§ **Exercise description**
Set down the records once more, please, exactly and with the pictures left out.

#####

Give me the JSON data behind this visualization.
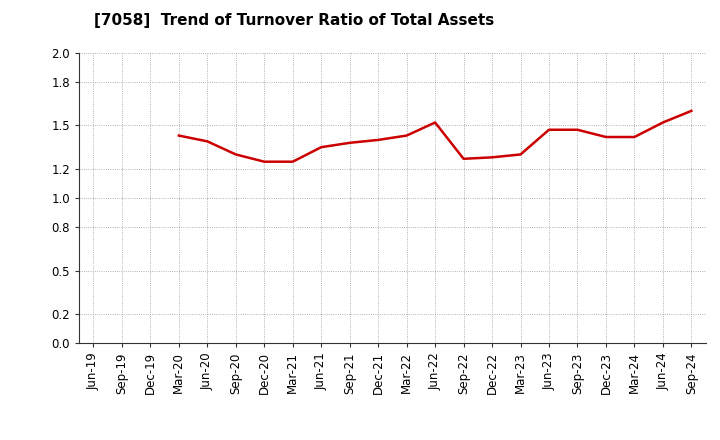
{
  "title": "[7058]  Trend of Turnover Ratio of Total Assets",
  "x_labels": [
    "Jun-19",
    "Sep-19",
    "Dec-19",
    "Mar-20",
    "Jun-20",
    "Sep-20",
    "Dec-20",
    "Mar-21",
    "Jun-21",
    "Sep-21",
    "Dec-21",
    "Mar-22",
    "Jun-22",
    "Sep-22",
    "Dec-22",
    "Mar-23",
    "Jun-23",
    "Sep-23",
    "Dec-23",
    "Mar-24",
    "Jun-24",
    "Sep-24"
  ],
  "y_values": [
    null,
    null,
    null,
    1.43,
    1.39,
    1.3,
    1.25,
    1.25,
    1.35,
    1.38,
    1.4,
    1.43,
    1.52,
    1.27,
    1.28,
    1.3,
    1.47,
    1.47,
    1.42,
    1.42,
    1.52,
    1.6
  ],
  "line_color": "#cc0000",
  "line_width": 1.8,
  "ylim": [
    0.0,
    2.0
  ],
  "yticks": [
    0.0,
    0.2,
    0.5,
    0.8,
    1.0,
    1.2,
    1.5,
    1.8,
    2.0
  ],
  "background_color": "#ffffff",
  "grid_color": "#999999",
  "title_fontsize": 11,
  "tick_fontsize": 8.5
}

#####

§ **Answer to the task**
Give me the JSON data behind this visualization.
{
  "title": "[7058]  Trend of Turnover Ratio of Total Assets",
  "x_labels": [
    "Jun-19",
    "Sep-19",
    "Dec-19",
    "Mar-20",
    "Jun-20",
    "Sep-20",
    "Dec-20",
    "Mar-21",
    "Jun-21",
    "Sep-21",
    "Dec-21",
    "Mar-22",
    "Jun-22",
    "Sep-22",
    "Dec-22",
    "Mar-23",
    "Jun-23",
    "Sep-23",
    "Dec-23",
    "Mar-24",
    "Jun-24",
    "Sep-24"
  ],
  "y_values": [
    null,
    null,
    null,
    1.43,
    1.39,
    1.3,
    1.25,
    1.25,
    1.35,
    1.38,
    1.4,
    1.43,
    1.52,
    1.27,
    1.28,
    1.3,
    1.47,
    1.47,
    1.42,
    1.42,
    1.52,
    1.6
  ],
  "line_color": "#cc0000",
  "line_width": 1.8,
  "ylim": [
    0.0,
    2.0
  ],
  "yticks": [
    0.0,
    0.2,
    0.5,
    0.8,
    1.0,
    1.2,
    1.5,
    1.8,
    2.0
  ],
  "background_color": "#ffffff",
  "grid_color": "#999999",
  "title_fontsize": 11,
  "tick_fontsize": 8.5
}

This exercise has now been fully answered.